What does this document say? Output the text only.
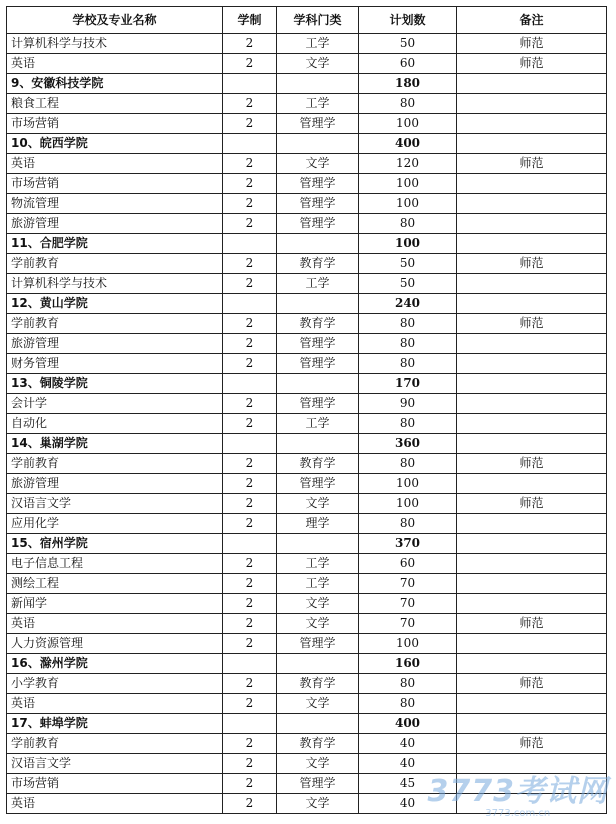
学校及专业名称	学制	学科门类	计划数	备注
计算机科学与技术	2	工学	50	师范
英语	2	文学	60	师范
9、安徽科技学院			180	
粮食工程	2	工学	80	
市场营销	2	管理学	100	
10、皖西学院			400	
英语	2	文学	120	师范
市场营销	2	管理学	100	
物流管理	2	管理学	100	
旅游管理	2	管理学	80	
11、合肥学院			100	
学前教育	2	教育学	50	师范
计算机科学与技术	2	工学	50	
12、黄山学院			240	
学前教育	2	教育学	80	师范
旅游管理	2	管理学	80	
财务管理	2	管理学	80	
13、铜陵学院			170	
会计学	2	管理学	90	
自动化	2	工学	80	
14、巢湖学院			360	
学前教育	2	教育学	80	师范
旅游管理	2	管理学	100	
汉语言文学	2	文学	100	师范
应用化学	2	理学	80	
15、宿州学院			370	
电子信息工程	2	工学	60	
测绘工程	2	工学	70	
新闻学	2	文学	70	
英语	2	文学	70	师范
人力资源管理	2	管理学	100	
16、滁州学院			160	
小学教育	2	教育学	80	师范
英语	2	文学	80	
17、蚌埠学院			400	
学前教育	2	教育学	40	师范
汉语言文学	2	文学	40	
市场营销	2	管理学	45	
英语	2	文学	40	3773考试网
3773.com.cn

☆ ☆ ☆ ☆

**WRITTEN EXERCISE**
Write out the whole listing exactly, and drop the pictures.

**EXERCISE SOLUTION**
What does this document say? Output the text only.
学校及专业名称	学制	学科门类	计划数	备注
计算机科学与技术	2	工学	50	师范
英语	2	文学	60	师范
9、安徽科技学院			180	
粮食工程	2	工学	80	
市场营销	2	管理学	100	
10、皖西学院			400	
英语	2	文学	120	师范
市场营销	2	管理学	100	
物流管理	2	管理学	100	
旅游管理	2	管理学	80	
11、合肥学院			100	
学前教育	2	教育学	50	师范
计算机科学与技术	2	工学	50	
12、黄山学院			240	
学前教育	2	教育学	80	师范
旅游管理	2	管理学	80	
财务管理	2	管理学	80	
13、铜陵学院			170	
会计学	2	管理学	90	
自动化	2	工学	80	
14、巢湖学院			360	
学前教育	2	教育学	80	师范
旅游管理	2	管理学	100	
汉语言文学	2	文学	100	师范
应用化学	2	理学	80	
15、宿州学院			370	
电子信息工程	2	工学	60	
测绘工程	2	工学	70	
新闻学	2	文学	70	
英语	2	文学	70	师范
人力资源管理	2	管理学	100	
16、滁州学院			160	
小学教育	2	教育学	80	师范
英语	2	文学	80	
17、蚌埠学院			400	
学前教育	2	教育学	40	师范
汉语言文学	2	文学	40	
市场营销	2	管理学	45	
英语	2	文学	40	3773考试网
3773.com.cn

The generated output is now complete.